_SHORT TASK_
Reproduce all the entries exactly.

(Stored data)
___

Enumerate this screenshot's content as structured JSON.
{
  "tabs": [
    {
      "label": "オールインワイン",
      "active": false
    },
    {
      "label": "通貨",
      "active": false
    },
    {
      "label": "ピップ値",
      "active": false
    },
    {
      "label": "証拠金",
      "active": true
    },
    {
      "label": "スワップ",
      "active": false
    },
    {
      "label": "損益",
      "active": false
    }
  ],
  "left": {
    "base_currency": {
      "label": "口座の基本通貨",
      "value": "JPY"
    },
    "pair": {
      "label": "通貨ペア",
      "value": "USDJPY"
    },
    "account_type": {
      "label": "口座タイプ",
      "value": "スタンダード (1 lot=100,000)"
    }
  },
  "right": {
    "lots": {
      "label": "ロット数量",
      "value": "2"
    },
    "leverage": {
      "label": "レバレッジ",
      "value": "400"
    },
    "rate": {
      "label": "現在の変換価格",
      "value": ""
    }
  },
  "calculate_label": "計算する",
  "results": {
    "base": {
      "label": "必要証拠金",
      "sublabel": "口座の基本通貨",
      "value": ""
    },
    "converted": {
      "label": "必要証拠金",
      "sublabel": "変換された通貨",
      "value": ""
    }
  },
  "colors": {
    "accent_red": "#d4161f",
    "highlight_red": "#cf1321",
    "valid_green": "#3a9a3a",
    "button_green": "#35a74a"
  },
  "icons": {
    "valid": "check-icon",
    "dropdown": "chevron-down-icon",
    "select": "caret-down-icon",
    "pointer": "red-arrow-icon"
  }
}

___

_FINAL RESULT_
Enumerate this screenshot's content as structured JSON.
{
  "tabs": [
    {
      "label": "オールインワイン",
      "active": false
    },
    {
      "label": "通貨",
      "active": false
    },
    {
      "label": "ピップ値",
      "active": false
    },
    {
      "label": "証拠金",
      "active": true
    },
    {
      "label": "スワップ",
      "active": false
    },
    {
      "label": "損益",
      "active": false
    }
  ],
  "left": {
    "base_currency": {
      "label": "口座の基本通貨",
      "value": "JPY"
    },
    "pair": {
      "label": "通貨ペア",
      "value": "USDJPY"
    },
    "account_type": {
      "label": "口座タイプ",
      "value": "スタンダード (1 lot=100,000)"
    }
  },
  "right": {
    "lots": {
      "label": "ロット数量",
      "value": "2"
    },
    "leverage": {
      "label": "レバレッジ",
      "value": "400"
    },
    "rate": {
      "label": "現在の変換価格",
      "value": ""
    }
  },
  "calculate_label": "計算する",
  "results": {
    "base": {
      "label": "必要証拠金",
      "sublabel": "口座の基本通貨",
      "value": ""
    },
    "converted": {
      "label": "必要証拠金",
      "sublabel": "変換された通貨",
      "value": ""
    }
  },
  "colors": {
    "accent_red": "#d4161f",
    "highlight_red": "#cf1321",
    "valid_green": "#3a9a3a",
    "button_green": "#35a74a"
  },
  "icons": {
    "valid": "check-icon",
    "dropdown": "chevron-down-icon",
    "select": "caret-down-icon",
    "pointer": "red-arrow-icon"
  }
}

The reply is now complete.